• **Written request**: Print all records exactly, leaving nothing out.

--- Supplied material ---

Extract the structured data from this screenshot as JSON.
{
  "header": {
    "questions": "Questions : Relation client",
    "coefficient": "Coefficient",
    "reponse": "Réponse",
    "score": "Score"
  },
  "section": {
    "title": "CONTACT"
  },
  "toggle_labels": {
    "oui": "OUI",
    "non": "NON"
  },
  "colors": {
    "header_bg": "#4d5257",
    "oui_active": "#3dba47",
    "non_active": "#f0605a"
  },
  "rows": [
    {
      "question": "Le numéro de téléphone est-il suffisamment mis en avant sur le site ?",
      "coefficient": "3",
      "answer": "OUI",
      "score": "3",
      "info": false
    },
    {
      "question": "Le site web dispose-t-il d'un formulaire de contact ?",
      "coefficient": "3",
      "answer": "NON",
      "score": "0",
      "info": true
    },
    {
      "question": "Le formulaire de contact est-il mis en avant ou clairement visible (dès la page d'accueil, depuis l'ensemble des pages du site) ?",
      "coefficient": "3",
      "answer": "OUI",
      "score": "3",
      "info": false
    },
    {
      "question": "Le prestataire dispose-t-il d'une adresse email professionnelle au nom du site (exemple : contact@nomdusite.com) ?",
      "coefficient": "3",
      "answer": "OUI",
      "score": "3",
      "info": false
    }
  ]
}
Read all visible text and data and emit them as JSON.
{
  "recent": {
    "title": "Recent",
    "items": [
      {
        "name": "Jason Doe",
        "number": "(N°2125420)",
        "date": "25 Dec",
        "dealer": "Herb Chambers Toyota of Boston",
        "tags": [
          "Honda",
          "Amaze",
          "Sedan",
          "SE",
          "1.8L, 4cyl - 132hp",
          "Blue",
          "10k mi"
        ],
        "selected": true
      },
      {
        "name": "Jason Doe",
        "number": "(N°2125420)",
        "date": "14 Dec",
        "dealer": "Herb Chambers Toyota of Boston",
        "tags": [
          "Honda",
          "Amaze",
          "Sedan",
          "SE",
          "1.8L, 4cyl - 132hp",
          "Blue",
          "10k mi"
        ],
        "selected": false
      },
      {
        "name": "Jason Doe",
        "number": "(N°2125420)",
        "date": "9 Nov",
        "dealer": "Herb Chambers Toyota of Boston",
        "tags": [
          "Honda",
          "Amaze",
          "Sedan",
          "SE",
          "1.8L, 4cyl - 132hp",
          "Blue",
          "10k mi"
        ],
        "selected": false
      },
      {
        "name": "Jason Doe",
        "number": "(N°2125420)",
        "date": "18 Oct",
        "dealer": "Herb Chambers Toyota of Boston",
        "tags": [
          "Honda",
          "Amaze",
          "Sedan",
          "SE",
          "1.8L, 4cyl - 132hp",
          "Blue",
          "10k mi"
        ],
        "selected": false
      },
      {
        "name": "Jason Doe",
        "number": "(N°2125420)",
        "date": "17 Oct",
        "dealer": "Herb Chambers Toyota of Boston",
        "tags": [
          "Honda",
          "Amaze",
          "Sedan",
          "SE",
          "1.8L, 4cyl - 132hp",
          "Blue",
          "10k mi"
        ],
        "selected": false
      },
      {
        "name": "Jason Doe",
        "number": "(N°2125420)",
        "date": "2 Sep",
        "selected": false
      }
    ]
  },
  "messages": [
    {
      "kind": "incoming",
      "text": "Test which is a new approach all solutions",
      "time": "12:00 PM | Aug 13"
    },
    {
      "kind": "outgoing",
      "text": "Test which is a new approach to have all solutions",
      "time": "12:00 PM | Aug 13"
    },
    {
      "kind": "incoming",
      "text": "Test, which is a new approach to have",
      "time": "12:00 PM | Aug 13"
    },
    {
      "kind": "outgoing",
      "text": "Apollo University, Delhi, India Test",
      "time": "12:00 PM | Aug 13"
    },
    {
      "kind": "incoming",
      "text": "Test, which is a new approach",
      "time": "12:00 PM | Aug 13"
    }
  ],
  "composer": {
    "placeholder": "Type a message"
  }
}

---

• **Solution below**:
Extract the structured data from this screenshot as JSON.
{
  "header": {
    "questions": "Questions : Relation client",
    "coefficient": "Coefficient",
    "reponse": "Réponse",
    "score": "Score"
  },
  "section": {
    "title": "CONTACT"
  },
  "toggle_labels": {
    "oui": "OUI",
    "non": "NON"
  },
  "colors": {
    "header_bg": "#4d5257",
    "oui_active": "#3dba47",
    "non_active": "#f0605a"
  },
  "rows": [
    {
      "question": "Le numéro de téléphone est-il suffisamment mis en avant sur le site ?",
      "coefficient": "3",
      "answer": "OUI",
      "score": "3",
      "info": false
    },
    {
      "question": "Le site web dispose-t-il d'un formulaire de contact ?",
      "coefficient": "3",
      "answer": "NON",
      "score": "0",
      "info": true
    },
    {
      "question": "Le formulaire de contact est-il mis en avant ou clairement visible (dès la page d'accueil, depuis l'ensemble des pages du site) ?",
      "coefficient": "3",
      "answer": "OUI",
      "score": "3",
      "info": false
    },
    {
      "question": "Le prestataire dispose-t-il d'une adresse email professionnelle au nom du site (exemple : contact@nomdusite.com) ?",
      "coefficient": "3",
      "answer": "OUI",
      "score": "3",
      "info": false
    }
  ]
}
Read all visible text and data and emit them as JSON.
{
  "recent": {
    "title": "Recent",
    "items": [
      {
        "name": "Jason Doe",
        "number": "(N°2125420)",
        "date": "25 Dec",
        "dealer": "Herb Chambers Toyota of Boston",
        "tags": [
          "Honda",
          "Amaze",
          "Sedan",
          "SE",
          "1.8L, 4cyl - 132hp",
          "Blue",
          "10k mi"
        ],
        "selected": true
      },
      {
        "name": "Jason Doe",
        "number": "(N°2125420)",
        "date": "14 Dec",
        "dealer": "Herb Chambers Toyota of Boston",
        "tags": [
          "Honda",
          "Amaze",
          "Sedan",
          "SE",
          "1.8L, 4cyl - 132hp",
          "Blue",
          "10k mi"
        ],
        "selected": false
      },
      {
        "name": "Jason Doe",
        "number": "(N°2125420)",
        "date": "9 Nov",
        "dealer": "Herb Chambers Toyota of Boston",
        "tags": [
          "Honda",
          "Amaze",
          "Sedan",
          "SE",
          "1.8L, 4cyl - 132hp",
          "Blue",
          "10k mi"
        ],
        "selected": false
      },
      {
        "name": "Jason Doe",
        "number": "(N°2125420)",
        "date": "18 Oct",
        "dealer": "Herb Chambers Toyota of Boston",
        "tags": [
          "Honda",
          "Amaze",
          "Sedan",
          "SE",
          "1.8L, 4cyl - 132hp",
          "Blue",
          "10k mi"
        ],
        "selected": false
      },
      {
        "name": "Jason Doe",
        "number": "(N°2125420)",
        "date": "17 Oct",
        "dealer": "Herb Chambers Toyota of Boston",
        "tags": [
          "Honda",
          "Amaze",
          "Sedan",
          "SE",
          "1.8L, 4cyl - 132hp",
          "Blue",
          "10k mi"
        ],
        "selected": false
      },
      {
        "name": "Jason Doe",
        "number": "(N°2125420)",
        "date": "2 Sep",
        "selected": false
      }
    ]
  },
  "messages": [
    {
      "kind": "incoming",
      "text": "Test which is a new approach all solutions",
      "time": "12:00 PM | Aug 13"
    },
    {
      "kind": "outgoing",
      "text": "Test which is a new approach to have all solutions",
      "time": "12:00 PM | Aug 13"
    },
    {
      "kind": "incoming",
      "text": "Test, which is a new approach to have",
      "time": "12:00 PM | Aug 13"
    },
    {
      "kind": "outgoing",
      "text": "Apollo University, Delhi, India Test",
      "time": "12:00 PM | Aug 13"
    },
    {
      "kind": "incoming",
      "text": "Test, which is a new approach",
      "time": "12:00 PM | Aug 13"
    }
  ],
  "composer": {
    "placeholder": "Type a message"
  }
}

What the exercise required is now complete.